[Begin EXTRACTED DATA]

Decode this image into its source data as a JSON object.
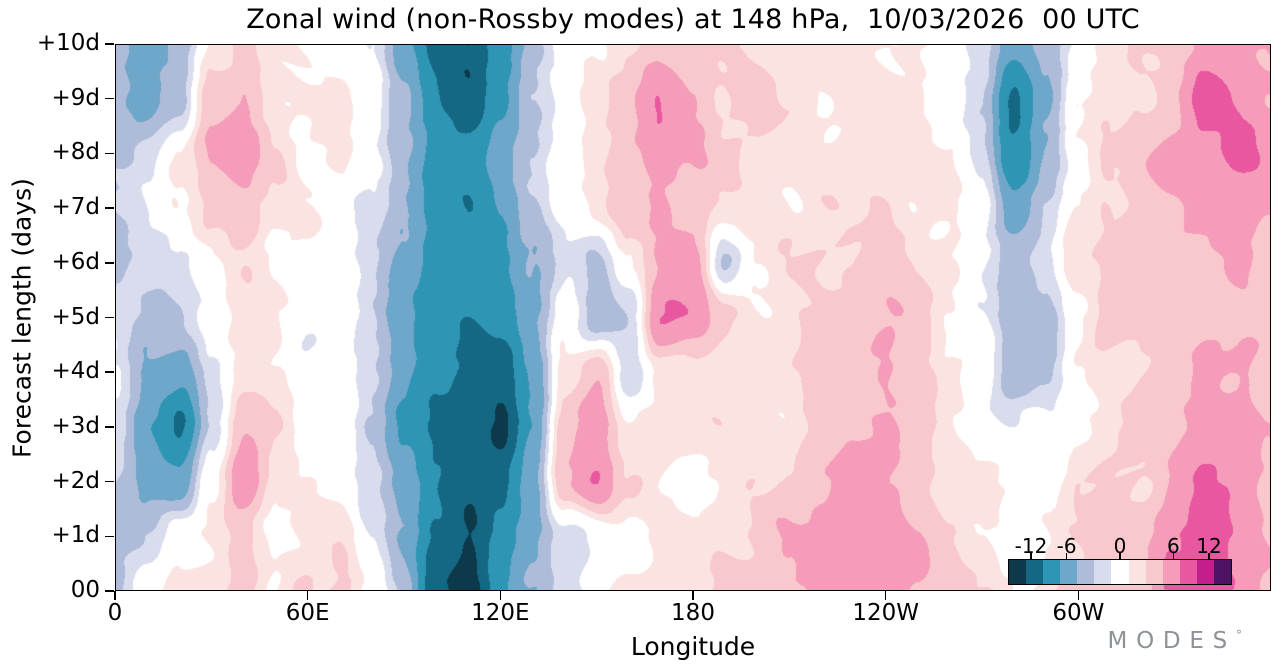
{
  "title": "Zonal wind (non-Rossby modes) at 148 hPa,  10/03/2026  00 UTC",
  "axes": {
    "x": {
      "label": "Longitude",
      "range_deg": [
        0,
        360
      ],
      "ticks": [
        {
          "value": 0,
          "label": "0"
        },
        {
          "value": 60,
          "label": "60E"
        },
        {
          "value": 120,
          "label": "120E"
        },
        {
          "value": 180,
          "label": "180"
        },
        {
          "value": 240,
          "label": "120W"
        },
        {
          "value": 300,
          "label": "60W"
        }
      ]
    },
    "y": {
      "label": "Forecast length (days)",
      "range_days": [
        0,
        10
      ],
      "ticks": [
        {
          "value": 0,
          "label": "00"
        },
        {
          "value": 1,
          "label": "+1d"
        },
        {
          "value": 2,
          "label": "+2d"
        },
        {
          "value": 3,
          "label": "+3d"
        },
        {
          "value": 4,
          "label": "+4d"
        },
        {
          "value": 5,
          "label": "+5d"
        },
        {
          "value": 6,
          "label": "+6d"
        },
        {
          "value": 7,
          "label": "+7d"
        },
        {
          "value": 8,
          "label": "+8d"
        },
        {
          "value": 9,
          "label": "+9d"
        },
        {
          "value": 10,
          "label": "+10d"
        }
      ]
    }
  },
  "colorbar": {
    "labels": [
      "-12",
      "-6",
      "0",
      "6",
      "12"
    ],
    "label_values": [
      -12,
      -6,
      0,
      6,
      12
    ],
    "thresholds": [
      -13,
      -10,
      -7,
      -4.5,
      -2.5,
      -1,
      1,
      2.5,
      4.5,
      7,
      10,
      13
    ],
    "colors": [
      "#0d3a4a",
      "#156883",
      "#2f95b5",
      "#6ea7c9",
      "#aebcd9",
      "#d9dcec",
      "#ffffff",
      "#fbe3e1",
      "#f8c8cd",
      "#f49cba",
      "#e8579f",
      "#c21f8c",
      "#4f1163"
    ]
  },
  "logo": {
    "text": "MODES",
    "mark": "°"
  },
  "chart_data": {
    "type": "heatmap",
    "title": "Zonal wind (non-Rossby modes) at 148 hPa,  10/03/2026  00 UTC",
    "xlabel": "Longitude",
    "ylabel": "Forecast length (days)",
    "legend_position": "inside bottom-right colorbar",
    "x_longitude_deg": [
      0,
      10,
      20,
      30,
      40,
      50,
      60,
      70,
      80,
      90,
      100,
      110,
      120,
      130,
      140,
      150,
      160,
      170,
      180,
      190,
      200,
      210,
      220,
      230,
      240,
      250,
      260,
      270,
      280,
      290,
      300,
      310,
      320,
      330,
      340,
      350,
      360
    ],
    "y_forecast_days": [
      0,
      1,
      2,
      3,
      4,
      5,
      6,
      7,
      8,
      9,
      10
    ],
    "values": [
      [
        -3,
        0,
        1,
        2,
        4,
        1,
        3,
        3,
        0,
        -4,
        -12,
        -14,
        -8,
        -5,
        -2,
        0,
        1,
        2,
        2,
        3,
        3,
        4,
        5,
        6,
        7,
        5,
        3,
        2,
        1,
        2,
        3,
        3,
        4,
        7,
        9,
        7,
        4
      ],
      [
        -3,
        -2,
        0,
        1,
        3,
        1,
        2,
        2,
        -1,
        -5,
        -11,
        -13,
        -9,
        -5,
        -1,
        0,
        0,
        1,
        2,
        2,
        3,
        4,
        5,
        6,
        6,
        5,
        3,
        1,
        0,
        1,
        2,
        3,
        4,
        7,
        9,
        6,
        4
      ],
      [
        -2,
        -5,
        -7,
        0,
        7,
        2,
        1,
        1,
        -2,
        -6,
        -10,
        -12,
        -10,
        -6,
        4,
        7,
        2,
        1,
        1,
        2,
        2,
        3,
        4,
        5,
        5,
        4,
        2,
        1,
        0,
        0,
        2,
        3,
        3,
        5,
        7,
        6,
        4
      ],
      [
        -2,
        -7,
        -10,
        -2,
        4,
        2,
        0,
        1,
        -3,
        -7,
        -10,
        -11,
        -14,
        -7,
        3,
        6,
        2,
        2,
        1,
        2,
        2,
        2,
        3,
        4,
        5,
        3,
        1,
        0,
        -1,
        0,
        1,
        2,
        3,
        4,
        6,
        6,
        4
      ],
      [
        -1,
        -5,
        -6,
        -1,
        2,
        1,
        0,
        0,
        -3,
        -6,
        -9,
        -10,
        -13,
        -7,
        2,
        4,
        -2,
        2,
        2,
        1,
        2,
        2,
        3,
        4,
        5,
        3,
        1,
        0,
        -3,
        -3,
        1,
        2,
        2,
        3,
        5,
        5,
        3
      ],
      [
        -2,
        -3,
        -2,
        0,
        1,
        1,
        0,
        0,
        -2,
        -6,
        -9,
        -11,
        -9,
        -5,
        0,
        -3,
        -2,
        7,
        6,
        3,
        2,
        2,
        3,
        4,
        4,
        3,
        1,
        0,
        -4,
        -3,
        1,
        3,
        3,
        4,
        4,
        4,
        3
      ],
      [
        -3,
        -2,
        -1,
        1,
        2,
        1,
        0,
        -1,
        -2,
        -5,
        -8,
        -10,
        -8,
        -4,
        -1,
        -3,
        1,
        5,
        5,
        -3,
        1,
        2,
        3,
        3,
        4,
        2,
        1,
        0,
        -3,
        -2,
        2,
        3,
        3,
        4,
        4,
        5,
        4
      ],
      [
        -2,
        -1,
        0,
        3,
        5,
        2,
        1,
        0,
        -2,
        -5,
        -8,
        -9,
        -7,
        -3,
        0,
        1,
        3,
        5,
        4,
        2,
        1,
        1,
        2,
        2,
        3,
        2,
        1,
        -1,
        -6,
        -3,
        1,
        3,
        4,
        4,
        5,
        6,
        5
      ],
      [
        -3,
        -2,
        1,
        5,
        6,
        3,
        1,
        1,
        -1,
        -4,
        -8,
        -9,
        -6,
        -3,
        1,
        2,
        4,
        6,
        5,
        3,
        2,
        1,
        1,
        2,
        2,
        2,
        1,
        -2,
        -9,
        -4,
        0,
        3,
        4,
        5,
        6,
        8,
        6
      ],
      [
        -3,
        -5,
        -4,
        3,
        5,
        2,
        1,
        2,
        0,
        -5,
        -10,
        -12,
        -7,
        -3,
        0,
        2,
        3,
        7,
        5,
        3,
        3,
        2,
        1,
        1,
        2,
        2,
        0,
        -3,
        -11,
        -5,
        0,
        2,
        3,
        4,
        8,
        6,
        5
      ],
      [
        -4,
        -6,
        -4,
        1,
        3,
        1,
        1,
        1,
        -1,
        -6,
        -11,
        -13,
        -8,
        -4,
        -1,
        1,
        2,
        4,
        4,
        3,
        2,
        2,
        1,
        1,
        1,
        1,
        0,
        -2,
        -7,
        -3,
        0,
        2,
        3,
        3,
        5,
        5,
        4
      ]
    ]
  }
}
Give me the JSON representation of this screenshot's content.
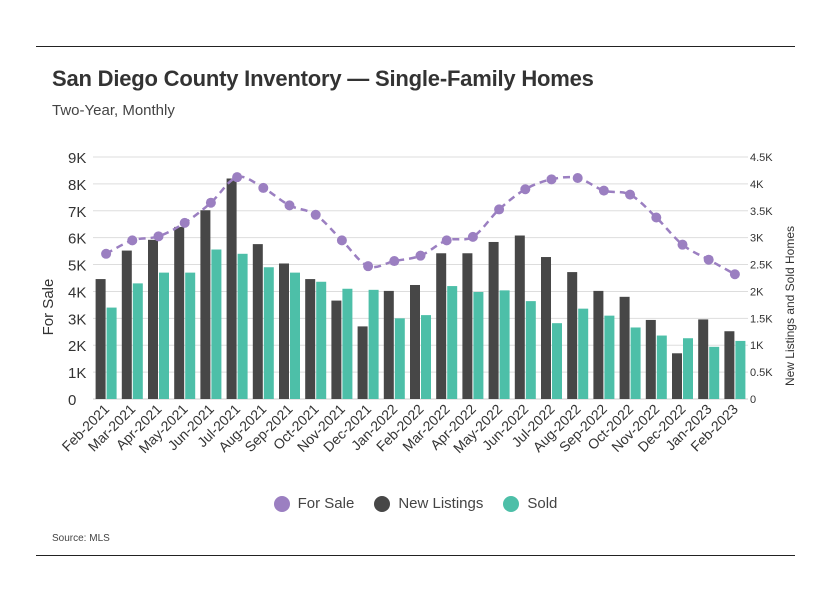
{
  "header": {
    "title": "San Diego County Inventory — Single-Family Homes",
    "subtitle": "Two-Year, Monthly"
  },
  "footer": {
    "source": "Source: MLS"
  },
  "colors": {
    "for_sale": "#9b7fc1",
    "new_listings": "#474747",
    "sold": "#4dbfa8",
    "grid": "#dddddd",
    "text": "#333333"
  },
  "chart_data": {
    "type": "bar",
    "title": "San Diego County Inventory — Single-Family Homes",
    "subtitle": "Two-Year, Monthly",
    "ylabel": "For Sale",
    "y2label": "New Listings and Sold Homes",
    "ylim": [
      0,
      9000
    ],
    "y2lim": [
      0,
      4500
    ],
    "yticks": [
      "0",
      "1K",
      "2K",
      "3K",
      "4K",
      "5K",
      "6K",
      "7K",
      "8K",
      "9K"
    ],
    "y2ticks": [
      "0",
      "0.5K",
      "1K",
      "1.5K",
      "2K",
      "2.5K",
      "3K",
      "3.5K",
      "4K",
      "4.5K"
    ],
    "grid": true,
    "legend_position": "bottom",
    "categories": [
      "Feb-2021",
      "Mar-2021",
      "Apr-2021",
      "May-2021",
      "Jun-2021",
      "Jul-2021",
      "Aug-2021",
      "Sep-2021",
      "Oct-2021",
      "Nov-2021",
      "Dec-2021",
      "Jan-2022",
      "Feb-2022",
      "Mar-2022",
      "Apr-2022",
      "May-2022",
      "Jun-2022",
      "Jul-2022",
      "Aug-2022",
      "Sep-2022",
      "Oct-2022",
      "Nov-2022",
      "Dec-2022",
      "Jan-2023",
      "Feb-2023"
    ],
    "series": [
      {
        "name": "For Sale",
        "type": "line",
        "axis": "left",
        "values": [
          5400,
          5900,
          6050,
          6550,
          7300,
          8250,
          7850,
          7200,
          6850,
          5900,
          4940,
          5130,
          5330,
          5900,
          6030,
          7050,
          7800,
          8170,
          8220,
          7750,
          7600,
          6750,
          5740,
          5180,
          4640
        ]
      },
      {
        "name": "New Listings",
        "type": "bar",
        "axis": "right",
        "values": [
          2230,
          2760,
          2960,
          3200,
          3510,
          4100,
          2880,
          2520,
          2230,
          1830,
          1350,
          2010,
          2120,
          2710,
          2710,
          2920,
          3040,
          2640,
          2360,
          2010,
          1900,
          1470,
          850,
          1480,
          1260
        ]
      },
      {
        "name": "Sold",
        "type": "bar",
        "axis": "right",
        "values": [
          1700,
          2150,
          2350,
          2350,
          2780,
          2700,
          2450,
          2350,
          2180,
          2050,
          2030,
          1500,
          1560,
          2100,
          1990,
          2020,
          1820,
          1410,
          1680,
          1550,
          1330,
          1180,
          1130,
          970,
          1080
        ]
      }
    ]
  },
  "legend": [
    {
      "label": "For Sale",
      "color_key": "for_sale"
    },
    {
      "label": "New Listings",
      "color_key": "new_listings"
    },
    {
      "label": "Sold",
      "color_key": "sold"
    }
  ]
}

[End EXTRACTED DATA]

**TASK OBJECTIVE:**
Copy all lines above containing the string "ylabel".

**SOLUTION TO THIS TASK:**
    "ylabel": "Forecast length (days)",
    "ylabel": "For Sale",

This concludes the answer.